State the number of lines with the string "Липецкой" in them, and nothing else.

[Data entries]
· · ·
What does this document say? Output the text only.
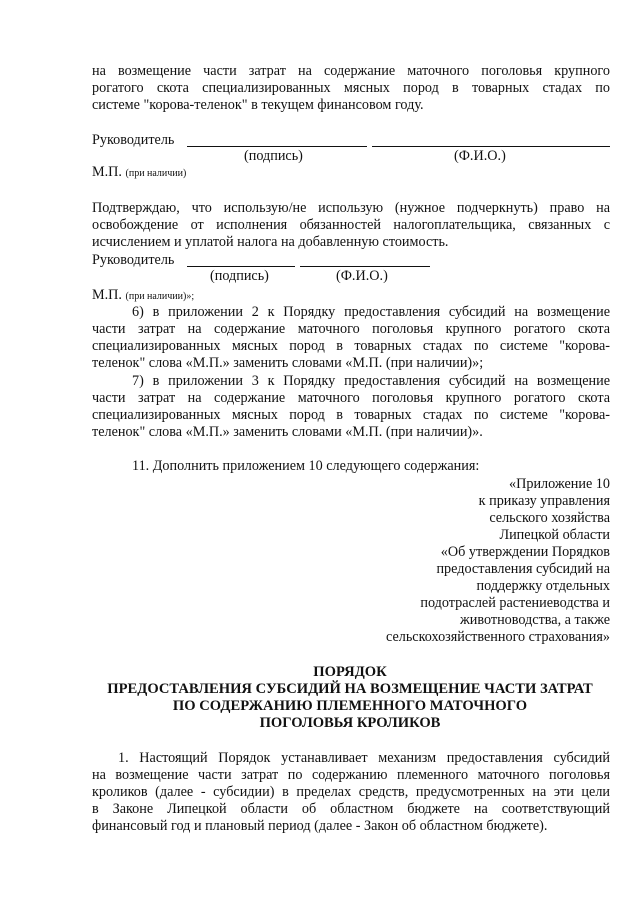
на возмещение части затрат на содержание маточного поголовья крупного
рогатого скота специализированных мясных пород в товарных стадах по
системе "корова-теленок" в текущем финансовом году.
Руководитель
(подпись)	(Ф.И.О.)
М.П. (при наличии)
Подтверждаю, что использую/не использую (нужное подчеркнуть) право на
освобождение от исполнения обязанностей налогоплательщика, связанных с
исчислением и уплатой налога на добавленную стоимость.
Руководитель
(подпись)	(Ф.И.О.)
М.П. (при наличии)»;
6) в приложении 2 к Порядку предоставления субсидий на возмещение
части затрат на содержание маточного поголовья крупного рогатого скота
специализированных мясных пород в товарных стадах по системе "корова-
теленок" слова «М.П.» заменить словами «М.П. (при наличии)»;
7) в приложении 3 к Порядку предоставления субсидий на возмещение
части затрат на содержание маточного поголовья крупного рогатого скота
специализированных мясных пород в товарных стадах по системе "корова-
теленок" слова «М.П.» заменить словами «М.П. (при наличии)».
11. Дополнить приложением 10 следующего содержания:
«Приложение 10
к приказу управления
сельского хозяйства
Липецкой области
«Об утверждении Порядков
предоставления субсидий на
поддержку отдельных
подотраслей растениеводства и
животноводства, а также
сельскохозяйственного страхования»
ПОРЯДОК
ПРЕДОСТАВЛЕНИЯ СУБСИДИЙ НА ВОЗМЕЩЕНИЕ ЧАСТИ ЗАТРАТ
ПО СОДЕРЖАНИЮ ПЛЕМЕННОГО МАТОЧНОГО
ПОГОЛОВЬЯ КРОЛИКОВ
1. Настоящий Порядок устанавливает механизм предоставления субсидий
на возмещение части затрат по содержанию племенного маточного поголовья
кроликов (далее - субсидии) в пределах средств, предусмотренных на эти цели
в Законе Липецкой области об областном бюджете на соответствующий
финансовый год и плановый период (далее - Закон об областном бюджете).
· · ·
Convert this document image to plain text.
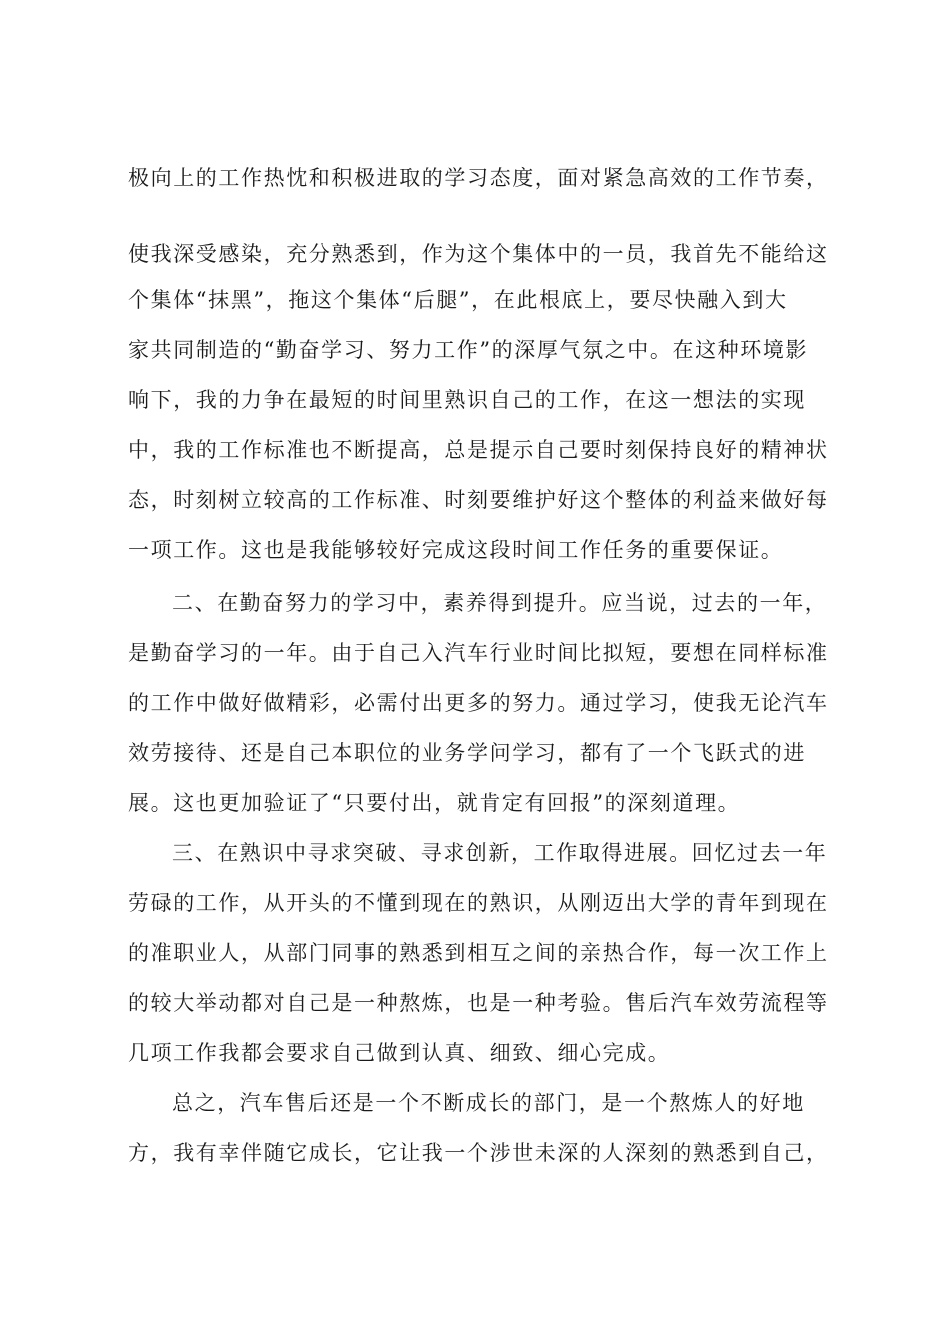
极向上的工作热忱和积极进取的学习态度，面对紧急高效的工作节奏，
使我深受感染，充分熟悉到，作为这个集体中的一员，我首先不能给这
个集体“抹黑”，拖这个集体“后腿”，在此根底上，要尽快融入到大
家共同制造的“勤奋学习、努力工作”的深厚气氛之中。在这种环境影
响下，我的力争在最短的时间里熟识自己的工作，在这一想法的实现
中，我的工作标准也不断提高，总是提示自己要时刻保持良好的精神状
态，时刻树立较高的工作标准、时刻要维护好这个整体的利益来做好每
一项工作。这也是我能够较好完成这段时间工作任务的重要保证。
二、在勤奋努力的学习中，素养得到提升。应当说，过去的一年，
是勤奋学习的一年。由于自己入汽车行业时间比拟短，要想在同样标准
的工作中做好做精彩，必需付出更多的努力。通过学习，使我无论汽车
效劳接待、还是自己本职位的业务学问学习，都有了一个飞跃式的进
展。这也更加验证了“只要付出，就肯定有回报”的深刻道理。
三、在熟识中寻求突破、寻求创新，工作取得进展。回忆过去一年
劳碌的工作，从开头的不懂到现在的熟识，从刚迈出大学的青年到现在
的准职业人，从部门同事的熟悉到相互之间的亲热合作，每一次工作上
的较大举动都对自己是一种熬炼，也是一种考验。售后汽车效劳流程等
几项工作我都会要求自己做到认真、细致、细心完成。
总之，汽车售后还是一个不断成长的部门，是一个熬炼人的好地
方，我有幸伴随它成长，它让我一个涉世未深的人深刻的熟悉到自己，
· · ·
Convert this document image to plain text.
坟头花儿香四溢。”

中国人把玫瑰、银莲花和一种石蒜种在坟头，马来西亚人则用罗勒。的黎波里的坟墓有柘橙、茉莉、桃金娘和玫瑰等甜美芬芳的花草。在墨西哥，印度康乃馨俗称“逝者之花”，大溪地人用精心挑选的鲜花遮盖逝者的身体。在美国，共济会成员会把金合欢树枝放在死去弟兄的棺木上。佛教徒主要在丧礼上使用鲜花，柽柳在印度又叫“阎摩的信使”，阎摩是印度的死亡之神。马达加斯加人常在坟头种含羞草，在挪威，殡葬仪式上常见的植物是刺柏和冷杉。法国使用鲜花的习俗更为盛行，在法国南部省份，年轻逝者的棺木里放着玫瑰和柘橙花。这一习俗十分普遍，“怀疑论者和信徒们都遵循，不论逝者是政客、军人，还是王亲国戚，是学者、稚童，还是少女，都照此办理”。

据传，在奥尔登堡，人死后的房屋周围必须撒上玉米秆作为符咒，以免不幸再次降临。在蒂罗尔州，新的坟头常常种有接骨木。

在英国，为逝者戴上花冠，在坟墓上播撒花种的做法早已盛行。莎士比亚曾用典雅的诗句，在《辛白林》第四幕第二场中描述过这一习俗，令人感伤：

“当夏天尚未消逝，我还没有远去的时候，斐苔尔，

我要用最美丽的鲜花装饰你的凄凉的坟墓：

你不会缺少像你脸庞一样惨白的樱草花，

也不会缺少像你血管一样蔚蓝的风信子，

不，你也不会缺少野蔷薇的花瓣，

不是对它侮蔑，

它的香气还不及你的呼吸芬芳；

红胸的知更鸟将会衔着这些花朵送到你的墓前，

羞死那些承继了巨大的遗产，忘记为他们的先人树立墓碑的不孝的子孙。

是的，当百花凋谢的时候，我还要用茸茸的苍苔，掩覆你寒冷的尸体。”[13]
· · ·
| ANSWER TO THE PROBLEM |
2